Work through the data line by line, gathering every line that has the word "sulfur".
[start of Information shown]
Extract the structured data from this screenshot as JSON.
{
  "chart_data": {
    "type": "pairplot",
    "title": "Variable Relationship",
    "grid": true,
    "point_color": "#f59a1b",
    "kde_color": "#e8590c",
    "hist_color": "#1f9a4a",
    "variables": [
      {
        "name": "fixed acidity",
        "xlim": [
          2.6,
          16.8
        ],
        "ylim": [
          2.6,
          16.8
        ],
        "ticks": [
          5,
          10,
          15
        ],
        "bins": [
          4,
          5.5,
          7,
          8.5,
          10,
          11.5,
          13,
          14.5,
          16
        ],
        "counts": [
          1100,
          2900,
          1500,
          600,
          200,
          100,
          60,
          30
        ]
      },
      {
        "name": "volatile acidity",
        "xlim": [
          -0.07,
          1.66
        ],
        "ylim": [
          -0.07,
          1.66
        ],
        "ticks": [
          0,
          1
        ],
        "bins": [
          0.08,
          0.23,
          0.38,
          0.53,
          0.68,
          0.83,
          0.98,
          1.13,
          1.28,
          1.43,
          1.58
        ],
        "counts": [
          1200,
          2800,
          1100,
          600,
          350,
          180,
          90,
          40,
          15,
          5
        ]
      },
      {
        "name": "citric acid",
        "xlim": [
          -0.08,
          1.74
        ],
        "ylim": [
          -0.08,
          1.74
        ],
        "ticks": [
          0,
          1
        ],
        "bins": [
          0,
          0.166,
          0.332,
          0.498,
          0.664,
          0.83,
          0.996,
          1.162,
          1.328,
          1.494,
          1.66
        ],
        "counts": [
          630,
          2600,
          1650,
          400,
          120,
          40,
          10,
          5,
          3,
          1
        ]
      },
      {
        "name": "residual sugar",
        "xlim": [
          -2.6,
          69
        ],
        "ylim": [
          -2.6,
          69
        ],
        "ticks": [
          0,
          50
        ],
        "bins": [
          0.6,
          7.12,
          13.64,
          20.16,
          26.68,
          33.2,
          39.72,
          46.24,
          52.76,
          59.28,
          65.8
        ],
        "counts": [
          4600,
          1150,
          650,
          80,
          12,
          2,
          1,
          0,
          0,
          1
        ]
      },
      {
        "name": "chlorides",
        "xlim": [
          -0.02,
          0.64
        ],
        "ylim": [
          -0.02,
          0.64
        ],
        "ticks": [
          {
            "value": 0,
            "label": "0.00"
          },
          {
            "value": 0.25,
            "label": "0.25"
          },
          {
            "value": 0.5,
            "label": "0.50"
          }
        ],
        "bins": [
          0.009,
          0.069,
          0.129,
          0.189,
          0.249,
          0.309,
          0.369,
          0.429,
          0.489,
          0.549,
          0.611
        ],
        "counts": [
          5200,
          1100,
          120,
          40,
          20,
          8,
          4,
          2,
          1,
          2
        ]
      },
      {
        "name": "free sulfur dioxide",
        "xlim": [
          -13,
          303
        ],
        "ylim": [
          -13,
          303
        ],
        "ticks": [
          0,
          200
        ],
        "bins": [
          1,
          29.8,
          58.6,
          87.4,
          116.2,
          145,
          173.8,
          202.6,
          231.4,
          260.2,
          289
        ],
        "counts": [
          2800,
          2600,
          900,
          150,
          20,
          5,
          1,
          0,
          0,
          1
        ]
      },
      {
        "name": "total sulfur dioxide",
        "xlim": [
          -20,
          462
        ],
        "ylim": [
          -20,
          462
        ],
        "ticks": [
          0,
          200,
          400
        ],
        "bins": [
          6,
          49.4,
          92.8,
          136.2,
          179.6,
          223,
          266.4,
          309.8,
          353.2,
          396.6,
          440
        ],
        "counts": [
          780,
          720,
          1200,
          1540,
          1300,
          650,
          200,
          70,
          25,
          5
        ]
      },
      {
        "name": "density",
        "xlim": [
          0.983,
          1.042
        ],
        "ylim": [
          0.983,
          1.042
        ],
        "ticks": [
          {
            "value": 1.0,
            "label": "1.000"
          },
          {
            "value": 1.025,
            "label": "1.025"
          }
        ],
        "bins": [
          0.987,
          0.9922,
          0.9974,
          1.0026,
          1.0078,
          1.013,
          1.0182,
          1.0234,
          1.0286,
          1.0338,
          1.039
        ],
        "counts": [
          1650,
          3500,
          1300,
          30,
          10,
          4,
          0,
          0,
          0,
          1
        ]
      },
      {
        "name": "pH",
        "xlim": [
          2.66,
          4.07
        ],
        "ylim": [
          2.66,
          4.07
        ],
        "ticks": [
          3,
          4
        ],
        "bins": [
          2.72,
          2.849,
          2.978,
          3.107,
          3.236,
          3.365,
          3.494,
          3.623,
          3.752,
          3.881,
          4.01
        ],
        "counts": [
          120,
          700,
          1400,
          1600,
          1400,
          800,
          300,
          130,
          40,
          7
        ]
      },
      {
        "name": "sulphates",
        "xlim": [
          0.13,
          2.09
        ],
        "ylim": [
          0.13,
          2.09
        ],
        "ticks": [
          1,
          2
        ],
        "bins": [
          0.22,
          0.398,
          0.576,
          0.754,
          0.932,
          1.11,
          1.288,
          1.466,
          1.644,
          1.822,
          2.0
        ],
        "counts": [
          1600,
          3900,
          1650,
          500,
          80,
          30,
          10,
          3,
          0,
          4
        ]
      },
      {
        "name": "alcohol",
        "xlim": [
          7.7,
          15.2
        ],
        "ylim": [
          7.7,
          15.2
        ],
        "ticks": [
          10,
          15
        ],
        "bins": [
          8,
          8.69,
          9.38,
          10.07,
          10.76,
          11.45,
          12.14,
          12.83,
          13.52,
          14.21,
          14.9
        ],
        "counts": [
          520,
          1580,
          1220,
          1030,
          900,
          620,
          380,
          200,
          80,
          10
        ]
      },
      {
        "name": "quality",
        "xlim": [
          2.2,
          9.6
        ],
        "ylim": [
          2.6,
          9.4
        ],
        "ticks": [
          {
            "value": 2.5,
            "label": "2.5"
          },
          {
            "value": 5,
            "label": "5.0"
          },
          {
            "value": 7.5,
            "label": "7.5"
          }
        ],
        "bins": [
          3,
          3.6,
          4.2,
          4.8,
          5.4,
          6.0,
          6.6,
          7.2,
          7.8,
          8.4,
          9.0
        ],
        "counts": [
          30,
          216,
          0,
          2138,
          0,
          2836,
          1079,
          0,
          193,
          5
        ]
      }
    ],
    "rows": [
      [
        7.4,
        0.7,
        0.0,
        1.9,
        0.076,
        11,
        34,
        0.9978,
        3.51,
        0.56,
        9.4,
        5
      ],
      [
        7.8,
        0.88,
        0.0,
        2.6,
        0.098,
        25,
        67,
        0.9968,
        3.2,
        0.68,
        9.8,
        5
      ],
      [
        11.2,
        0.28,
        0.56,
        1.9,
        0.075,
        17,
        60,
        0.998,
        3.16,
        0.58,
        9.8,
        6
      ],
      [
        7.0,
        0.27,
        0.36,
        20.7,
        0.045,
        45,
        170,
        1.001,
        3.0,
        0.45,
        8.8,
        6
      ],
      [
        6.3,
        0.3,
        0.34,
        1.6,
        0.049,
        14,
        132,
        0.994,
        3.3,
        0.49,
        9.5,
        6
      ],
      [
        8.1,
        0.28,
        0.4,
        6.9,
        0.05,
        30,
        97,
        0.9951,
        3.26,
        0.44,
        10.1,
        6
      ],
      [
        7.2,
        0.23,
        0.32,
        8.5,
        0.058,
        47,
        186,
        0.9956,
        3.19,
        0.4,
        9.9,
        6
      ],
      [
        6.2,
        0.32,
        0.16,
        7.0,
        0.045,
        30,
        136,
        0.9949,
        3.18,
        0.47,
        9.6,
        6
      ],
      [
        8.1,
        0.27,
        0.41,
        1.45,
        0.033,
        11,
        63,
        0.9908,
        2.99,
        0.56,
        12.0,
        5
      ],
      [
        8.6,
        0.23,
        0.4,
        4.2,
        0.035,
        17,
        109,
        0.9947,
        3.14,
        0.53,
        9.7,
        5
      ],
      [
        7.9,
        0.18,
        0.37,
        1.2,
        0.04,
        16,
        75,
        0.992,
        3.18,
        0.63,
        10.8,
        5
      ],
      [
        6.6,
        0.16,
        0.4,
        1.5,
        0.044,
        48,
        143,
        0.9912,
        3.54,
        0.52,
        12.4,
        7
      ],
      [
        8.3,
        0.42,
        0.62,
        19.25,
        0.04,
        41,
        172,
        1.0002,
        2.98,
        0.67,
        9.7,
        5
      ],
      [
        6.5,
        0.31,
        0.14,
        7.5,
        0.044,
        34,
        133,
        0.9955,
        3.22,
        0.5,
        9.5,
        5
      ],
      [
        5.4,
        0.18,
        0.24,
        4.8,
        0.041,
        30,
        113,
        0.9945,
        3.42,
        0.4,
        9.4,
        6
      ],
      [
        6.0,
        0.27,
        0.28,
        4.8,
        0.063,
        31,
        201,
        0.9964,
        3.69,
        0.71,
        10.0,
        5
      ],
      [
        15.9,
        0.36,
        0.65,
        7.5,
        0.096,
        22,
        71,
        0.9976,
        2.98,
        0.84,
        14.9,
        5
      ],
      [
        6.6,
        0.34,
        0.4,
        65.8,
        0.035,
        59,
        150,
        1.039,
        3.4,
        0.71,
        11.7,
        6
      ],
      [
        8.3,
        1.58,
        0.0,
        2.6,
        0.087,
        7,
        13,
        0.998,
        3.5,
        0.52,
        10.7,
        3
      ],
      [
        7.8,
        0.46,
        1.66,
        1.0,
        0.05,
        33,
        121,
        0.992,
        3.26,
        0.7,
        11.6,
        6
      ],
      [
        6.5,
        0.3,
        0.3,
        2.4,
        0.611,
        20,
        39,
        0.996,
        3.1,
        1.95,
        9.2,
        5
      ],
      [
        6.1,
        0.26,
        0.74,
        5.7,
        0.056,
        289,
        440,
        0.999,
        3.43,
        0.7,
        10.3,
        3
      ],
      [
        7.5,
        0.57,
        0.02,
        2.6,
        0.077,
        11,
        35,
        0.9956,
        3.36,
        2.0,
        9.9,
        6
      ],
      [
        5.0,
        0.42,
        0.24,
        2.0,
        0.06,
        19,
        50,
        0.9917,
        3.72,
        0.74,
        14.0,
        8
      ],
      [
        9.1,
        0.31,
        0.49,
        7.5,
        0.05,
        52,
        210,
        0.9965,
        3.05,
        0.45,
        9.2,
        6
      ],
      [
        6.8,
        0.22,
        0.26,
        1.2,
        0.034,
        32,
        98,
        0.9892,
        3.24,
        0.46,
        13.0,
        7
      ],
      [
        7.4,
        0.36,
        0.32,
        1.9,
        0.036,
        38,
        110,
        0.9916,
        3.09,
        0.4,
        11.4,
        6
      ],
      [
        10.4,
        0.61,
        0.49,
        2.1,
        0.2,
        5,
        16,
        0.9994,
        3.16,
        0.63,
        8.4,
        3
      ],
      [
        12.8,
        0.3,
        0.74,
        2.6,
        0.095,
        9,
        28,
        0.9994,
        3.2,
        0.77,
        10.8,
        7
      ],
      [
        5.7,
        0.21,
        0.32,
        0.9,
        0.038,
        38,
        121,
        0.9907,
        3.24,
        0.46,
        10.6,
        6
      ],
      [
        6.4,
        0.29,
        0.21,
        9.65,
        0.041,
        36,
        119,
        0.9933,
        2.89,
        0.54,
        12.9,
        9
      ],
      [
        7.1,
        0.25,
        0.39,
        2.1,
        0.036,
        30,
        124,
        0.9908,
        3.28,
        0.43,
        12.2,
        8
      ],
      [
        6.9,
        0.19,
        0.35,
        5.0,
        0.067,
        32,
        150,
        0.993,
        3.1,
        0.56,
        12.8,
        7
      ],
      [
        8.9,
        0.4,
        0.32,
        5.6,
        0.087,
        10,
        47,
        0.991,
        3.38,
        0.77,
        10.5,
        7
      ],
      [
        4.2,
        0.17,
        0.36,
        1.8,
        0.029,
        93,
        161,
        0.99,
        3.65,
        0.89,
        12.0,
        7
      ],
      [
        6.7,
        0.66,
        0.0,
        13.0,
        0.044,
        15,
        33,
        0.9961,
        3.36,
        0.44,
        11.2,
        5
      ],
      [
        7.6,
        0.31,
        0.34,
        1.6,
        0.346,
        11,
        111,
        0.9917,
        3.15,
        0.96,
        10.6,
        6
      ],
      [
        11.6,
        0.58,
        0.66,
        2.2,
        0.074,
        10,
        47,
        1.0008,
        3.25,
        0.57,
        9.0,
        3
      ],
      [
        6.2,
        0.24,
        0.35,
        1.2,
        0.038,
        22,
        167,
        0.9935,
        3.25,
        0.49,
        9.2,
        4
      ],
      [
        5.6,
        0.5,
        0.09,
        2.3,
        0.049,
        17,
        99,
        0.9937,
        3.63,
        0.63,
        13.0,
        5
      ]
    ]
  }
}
[end of Information shown]
**Finished exercise**.
        "name": "free sulfur dioxide",
        "name": "total sulfur dioxide",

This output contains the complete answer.